Material to process:
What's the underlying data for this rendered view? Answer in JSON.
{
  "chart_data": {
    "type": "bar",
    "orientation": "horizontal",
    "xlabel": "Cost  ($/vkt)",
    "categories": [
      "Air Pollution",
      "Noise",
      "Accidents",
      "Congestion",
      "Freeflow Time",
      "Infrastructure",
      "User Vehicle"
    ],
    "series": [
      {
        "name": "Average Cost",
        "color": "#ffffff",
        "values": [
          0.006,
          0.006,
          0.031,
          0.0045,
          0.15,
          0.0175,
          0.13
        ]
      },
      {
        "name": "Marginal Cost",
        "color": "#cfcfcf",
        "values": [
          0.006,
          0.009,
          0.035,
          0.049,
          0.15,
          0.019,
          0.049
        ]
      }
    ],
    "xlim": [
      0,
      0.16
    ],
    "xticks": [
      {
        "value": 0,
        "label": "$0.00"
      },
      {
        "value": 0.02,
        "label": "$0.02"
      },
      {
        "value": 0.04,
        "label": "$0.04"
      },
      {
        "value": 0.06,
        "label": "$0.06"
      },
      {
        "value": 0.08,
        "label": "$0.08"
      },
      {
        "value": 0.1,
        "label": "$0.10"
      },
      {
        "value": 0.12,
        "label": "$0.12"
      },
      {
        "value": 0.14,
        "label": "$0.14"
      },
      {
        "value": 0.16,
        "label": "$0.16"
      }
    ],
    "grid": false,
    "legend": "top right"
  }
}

Given exercise: Reproduce each line of the material above precisely.

Correct result:
What's the underlying data for this rendered view? Answer in JSON.
{
  "chart_data": {
    "type": "bar",
    "orientation": "horizontal",
    "xlabel": "Cost  ($/vkt)",
    "categories": [
      "Air Pollution",
      "Noise",
      "Accidents",
      "Congestion",
      "Freeflow Time",
      "Infrastructure",
      "User Vehicle"
    ],
    "series": [
      {
        "name": "Average Cost",
        "color": "#ffffff",
        "values": [
          0.006,
          0.006,
          0.031,
          0.0045,
          0.15,
          0.0175,
          0.13
        ]
      },
      {
        "name": "Marginal Cost",
        "color": "#cfcfcf",
        "values": [
          0.006,
          0.009,
          0.035,
          0.049,
          0.15,
          0.019,
          0.049
        ]
      }
    ],
    "xlim": [
      0,
      0.16
    ],
    "xticks": [
      {
        "value": 0,
        "label": "$0.00"
      },
      {
        "value": 0.02,
        "label": "$0.02"
      },
      {
        "value": 0.04,
        "label": "$0.04"
      },
      {
        "value": 0.06,
        "label": "$0.06"
      },
      {
        "value": 0.08,
        "label": "$0.08"
      },
      {
        "value": 0.1,
        "label": "$0.10"
      },
      {
        "value": 0.12,
        "label": "$0.12"
      },
      {
        "value": 0.14,
        "label": "$0.14"
      },
      {
        "value": 0.16,
        "label": "$0.16"
      }
    ],
    "grid": false,
    "legend": "top right"
  }
}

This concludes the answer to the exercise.